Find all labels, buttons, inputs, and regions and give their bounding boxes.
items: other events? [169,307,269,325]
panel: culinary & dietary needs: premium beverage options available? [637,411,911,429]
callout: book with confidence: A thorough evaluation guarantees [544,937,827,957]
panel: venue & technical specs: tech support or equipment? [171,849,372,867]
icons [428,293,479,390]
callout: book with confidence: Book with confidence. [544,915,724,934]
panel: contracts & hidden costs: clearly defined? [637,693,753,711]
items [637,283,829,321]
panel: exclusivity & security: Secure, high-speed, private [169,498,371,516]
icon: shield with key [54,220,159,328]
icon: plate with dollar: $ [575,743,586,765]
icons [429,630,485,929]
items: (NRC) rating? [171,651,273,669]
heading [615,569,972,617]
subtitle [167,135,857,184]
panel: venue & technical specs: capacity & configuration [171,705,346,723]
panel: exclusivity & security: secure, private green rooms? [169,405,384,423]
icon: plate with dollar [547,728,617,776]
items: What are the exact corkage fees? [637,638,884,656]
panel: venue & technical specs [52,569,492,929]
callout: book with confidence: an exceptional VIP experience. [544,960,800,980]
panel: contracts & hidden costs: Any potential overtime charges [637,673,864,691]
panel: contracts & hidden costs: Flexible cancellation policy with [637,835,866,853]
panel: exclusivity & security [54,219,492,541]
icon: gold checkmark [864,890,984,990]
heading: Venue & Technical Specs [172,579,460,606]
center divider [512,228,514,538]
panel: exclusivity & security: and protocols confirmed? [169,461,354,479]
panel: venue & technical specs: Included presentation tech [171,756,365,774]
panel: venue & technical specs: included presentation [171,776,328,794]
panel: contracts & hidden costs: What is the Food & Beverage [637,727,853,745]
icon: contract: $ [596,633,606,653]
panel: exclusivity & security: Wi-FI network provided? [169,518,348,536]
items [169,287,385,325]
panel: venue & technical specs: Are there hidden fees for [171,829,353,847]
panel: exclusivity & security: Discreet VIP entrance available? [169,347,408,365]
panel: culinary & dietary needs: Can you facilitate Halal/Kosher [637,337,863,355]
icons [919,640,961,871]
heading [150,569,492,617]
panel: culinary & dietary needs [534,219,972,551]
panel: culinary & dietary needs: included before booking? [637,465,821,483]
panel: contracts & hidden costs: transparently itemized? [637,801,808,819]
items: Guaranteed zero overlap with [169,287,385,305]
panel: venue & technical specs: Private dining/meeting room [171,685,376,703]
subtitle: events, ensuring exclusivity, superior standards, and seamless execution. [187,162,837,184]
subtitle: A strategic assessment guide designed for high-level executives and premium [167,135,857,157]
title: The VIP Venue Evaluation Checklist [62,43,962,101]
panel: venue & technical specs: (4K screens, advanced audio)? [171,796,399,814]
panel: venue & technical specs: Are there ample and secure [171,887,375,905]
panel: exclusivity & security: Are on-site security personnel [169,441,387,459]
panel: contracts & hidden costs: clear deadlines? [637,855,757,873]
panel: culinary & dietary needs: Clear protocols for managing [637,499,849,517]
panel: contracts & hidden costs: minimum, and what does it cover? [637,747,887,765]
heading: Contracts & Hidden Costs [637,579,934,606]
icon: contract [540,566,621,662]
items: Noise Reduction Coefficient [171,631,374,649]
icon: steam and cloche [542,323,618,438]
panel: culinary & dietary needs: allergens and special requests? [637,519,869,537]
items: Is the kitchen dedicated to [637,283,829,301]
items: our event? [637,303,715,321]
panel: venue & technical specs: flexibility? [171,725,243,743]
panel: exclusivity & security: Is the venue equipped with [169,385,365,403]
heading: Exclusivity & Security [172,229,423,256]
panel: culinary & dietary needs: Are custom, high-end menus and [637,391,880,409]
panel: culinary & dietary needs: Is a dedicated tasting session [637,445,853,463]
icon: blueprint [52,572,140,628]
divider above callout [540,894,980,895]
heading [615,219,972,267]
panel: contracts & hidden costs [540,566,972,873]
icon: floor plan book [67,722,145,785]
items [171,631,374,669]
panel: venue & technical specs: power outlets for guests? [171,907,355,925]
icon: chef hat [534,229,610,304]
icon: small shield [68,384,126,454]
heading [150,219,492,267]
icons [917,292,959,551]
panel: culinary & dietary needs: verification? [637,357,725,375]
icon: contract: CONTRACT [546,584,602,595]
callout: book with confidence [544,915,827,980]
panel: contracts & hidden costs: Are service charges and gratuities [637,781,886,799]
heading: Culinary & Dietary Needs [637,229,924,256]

· · ·

__EXERCISE BRIEF__
Copy out the listing unchanged, starting at its first line and ending at the line containing "center divider [512,228,514,538]", with both of those lines included.

__RESPONSE__
Find all labels, buttons, inputs, and regions and give their bounding boxes.
items: other events? [169,307,269,325]
panel: culinary & dietary needs: premium beverage options available? [637,411,911,429]
callout: book with confidence: A thorough evaluation guarantees [544,937,827,957]
panel: venue & technical specs: tech support or equipment? [171,849,372,867]
icons [428,293,479,390]
callout: book with confidence: Book with confidence. [544,915,724,934]
panel: contracts & hidden costs: clearly defined? [637,693,753,711]
items [637,283,829,321]
panel: exclusivity & security: Secure, high-speed, private [169,498,371,516]
icon: shield with key [54,220,159,328]
icon: plate with dollar: $ [575,743,586,765]
icons [429,630,485,929]
items: (NRC) rating? [171,651,273,669]
heading [615,569,972,617]
subtitle [167,135,857,184]
panel: venue & technical specs: capacity & configuration [171,705,346,723]
panel: exclusivity & security: secure, private green rooms? [169,405,384,423]
icon: plate with dollar [547,728,617,776]
items: What are the exact corkage fees? [637,638,884,656]
panel: venue & technical specs [52,569,492,929]
callout: book with confidence: an exceptional VIP experience. [544,960,800,980]
panel: contracts & hidden costs: Any potential overtime charges [637,673,864,691]
panel: contracts & hidden costs: Flexible cancellation policy with [637,835,866,853]
panel: exclusivity & security [54,219,492,541]
icon: gold checkmark [864,890,984,990]
heading: Venue & Technical Specs [172,579,460,606]
center divider [512,228,514,538]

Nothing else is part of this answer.